►

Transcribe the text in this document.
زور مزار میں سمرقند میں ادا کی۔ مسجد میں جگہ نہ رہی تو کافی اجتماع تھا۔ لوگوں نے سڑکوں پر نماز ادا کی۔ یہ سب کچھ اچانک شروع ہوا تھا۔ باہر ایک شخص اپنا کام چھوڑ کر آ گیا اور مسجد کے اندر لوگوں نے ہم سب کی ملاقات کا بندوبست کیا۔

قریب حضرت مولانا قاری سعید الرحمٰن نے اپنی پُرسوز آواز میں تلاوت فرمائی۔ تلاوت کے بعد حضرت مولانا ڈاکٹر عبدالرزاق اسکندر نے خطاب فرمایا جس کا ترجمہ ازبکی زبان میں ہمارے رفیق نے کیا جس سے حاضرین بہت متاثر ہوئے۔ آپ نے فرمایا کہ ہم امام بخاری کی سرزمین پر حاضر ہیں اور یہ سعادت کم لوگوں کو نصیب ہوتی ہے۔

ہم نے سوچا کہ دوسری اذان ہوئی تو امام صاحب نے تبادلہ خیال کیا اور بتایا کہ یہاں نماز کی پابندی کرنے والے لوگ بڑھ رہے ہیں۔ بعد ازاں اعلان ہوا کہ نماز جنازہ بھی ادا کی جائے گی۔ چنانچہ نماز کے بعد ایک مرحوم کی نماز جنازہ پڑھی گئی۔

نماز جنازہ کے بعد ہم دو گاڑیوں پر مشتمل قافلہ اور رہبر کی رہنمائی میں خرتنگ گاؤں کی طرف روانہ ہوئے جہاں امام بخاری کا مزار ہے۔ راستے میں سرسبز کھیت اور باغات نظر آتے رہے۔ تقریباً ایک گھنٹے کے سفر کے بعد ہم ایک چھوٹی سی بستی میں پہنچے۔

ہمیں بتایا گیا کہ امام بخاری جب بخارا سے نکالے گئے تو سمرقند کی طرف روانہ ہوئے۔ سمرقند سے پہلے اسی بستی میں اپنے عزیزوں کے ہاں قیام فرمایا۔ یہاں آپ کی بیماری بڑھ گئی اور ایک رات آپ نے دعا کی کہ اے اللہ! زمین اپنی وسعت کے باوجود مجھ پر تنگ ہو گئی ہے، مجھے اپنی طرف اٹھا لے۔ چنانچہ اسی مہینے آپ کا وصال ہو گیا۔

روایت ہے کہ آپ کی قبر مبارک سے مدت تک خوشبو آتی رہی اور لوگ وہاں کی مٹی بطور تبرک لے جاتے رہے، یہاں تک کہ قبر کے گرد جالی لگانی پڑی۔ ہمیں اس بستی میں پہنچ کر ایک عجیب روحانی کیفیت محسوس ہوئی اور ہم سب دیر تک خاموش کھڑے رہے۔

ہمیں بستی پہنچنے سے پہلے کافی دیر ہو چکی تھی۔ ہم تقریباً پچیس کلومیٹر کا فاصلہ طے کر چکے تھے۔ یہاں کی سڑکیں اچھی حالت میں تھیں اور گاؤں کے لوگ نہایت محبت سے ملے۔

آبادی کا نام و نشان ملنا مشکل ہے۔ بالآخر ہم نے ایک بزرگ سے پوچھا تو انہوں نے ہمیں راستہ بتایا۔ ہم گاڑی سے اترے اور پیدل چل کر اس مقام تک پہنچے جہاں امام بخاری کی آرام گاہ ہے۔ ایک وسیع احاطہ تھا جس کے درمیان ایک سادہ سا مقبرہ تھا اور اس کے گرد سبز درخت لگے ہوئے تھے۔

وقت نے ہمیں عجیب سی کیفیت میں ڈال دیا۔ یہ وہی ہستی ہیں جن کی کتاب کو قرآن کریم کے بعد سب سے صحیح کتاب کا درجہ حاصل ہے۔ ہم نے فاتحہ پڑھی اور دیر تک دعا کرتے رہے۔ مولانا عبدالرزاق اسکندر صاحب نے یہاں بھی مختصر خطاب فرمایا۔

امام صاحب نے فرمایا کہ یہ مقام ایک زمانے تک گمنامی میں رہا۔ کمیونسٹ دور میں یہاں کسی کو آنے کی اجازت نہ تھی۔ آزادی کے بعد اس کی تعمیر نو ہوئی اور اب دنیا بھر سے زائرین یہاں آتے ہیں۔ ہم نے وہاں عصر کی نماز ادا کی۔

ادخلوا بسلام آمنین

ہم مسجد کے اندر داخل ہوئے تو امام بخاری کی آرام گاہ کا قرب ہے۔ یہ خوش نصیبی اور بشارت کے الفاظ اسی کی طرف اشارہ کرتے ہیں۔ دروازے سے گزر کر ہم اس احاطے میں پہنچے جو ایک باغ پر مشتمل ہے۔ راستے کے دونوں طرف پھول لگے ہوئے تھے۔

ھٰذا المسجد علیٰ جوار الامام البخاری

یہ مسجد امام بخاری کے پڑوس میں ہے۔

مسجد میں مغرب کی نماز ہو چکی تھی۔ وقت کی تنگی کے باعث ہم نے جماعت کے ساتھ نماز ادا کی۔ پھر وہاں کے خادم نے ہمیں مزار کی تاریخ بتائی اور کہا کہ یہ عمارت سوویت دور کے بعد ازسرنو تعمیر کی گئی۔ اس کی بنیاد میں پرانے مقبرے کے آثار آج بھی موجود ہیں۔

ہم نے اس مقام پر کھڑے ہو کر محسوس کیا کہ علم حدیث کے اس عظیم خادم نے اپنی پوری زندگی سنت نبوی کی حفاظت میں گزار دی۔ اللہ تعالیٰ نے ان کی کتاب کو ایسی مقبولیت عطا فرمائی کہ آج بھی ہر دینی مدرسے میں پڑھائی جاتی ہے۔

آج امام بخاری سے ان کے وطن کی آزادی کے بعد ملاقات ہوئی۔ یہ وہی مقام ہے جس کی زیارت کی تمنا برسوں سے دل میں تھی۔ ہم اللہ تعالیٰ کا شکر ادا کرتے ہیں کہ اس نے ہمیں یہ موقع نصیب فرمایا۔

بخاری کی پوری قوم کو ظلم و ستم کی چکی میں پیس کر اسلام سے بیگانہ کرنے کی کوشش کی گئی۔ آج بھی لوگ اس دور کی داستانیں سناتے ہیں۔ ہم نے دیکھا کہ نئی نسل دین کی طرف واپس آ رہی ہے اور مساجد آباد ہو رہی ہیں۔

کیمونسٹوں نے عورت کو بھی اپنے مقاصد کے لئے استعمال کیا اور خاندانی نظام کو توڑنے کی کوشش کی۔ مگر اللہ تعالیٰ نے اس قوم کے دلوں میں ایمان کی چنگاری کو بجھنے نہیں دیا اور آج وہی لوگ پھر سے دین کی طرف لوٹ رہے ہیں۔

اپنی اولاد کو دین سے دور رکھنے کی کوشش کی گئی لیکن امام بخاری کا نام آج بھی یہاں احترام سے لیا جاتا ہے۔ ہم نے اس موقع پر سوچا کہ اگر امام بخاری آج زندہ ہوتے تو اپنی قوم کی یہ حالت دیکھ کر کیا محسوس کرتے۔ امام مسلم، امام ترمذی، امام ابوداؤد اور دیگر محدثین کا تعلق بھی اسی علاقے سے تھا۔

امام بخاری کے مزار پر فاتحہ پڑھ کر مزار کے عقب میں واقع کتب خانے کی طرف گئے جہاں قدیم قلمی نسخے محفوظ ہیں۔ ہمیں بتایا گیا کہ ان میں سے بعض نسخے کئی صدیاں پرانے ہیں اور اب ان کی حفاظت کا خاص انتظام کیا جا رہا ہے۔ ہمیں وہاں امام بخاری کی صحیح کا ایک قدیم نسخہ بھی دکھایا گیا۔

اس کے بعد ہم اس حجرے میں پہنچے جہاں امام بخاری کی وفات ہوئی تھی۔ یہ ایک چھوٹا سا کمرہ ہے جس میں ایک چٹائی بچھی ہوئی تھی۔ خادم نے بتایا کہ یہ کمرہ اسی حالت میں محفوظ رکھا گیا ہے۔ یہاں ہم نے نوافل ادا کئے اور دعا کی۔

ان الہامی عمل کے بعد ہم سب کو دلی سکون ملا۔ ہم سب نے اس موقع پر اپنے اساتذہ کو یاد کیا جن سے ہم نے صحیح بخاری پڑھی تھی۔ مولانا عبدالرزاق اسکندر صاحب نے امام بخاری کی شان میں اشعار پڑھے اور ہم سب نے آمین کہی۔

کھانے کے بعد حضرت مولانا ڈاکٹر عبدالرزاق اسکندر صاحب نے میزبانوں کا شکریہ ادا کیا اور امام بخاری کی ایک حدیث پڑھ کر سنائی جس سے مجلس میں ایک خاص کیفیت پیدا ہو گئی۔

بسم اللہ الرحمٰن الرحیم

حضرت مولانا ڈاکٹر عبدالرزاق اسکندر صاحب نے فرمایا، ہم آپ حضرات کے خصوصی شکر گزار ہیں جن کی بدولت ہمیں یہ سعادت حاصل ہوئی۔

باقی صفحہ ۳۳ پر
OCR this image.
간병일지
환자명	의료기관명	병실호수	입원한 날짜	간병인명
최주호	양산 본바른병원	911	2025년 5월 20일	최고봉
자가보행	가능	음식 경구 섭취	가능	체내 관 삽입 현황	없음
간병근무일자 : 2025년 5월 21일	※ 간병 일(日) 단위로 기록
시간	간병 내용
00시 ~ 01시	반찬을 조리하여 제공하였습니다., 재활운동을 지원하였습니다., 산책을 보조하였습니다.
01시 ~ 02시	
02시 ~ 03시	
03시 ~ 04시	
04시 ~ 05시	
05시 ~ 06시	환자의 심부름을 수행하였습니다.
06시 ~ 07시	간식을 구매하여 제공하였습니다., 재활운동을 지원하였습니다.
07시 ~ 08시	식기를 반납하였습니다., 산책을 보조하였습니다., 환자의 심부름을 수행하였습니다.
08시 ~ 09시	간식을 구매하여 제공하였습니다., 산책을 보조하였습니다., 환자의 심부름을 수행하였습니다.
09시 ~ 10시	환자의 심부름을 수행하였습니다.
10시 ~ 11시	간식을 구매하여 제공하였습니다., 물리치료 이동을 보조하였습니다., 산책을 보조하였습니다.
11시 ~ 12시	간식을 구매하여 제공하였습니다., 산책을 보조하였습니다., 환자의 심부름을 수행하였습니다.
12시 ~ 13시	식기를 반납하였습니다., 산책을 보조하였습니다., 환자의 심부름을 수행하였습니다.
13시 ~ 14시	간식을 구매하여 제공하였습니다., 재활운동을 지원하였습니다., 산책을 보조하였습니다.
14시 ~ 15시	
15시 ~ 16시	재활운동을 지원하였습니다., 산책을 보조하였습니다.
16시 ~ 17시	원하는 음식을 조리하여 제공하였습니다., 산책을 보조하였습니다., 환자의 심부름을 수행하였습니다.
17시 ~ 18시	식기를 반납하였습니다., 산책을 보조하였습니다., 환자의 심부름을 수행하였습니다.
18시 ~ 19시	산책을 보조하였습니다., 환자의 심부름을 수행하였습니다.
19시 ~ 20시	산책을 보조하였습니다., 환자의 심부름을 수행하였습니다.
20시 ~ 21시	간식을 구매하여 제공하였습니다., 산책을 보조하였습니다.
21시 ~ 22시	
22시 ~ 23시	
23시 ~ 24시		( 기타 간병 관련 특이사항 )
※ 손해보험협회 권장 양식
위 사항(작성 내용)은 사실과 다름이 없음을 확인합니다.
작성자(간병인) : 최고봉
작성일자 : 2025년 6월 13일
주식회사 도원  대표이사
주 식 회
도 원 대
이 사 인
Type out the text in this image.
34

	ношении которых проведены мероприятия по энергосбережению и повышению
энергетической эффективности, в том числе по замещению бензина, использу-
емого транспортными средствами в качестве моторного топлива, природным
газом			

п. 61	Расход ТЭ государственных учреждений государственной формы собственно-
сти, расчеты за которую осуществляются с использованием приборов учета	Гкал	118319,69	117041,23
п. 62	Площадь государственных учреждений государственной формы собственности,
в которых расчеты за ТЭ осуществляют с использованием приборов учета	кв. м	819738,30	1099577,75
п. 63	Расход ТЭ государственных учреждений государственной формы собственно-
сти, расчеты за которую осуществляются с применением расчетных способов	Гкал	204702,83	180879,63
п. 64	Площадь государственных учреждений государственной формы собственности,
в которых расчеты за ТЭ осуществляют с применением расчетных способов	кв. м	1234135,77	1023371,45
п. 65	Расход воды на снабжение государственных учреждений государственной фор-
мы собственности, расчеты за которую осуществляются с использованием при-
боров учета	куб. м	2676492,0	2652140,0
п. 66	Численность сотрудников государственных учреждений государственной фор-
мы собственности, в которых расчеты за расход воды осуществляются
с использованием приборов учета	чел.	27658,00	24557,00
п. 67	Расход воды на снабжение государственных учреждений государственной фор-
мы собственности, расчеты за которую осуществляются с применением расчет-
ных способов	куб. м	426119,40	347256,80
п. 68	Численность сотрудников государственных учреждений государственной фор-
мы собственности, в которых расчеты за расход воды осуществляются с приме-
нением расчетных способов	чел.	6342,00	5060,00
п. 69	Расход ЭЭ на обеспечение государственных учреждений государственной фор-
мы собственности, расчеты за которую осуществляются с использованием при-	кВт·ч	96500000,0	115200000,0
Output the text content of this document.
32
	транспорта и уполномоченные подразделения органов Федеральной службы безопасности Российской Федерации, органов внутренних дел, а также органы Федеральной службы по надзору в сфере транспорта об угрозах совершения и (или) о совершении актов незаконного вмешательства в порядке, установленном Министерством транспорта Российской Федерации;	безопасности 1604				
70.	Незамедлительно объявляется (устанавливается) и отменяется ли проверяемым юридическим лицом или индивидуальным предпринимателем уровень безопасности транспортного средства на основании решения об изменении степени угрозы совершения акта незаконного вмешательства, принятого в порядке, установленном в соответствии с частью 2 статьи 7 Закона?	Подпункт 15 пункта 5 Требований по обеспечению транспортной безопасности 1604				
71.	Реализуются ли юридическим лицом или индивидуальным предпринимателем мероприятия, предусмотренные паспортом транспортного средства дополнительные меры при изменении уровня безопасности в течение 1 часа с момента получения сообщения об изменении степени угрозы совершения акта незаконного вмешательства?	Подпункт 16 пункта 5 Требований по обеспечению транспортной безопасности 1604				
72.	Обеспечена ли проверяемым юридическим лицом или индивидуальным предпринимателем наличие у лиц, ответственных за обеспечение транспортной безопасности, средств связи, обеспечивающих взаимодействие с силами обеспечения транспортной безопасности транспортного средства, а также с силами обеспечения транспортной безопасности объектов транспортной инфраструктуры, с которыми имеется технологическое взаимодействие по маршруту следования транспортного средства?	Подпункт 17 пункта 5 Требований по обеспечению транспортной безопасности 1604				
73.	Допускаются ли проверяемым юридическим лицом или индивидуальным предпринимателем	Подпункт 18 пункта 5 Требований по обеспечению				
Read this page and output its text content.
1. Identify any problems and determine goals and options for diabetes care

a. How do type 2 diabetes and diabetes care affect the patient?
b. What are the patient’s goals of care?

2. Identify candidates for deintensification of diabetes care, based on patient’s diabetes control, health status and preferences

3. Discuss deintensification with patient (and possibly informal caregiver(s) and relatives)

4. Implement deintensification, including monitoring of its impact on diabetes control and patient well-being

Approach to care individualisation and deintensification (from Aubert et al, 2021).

◄

▶ **Exercise directions**
Check every line of the data, and copy the ones that contain "Гкал".

▶ **Solution to this exercise**
сти, расчеты за которую осуществляются с использованием приборов учета	Гкал	118319,69	117041,23
сти, расчеты за которую осуществляются с применением расчетных способов	Гкал	204702,83	180879,63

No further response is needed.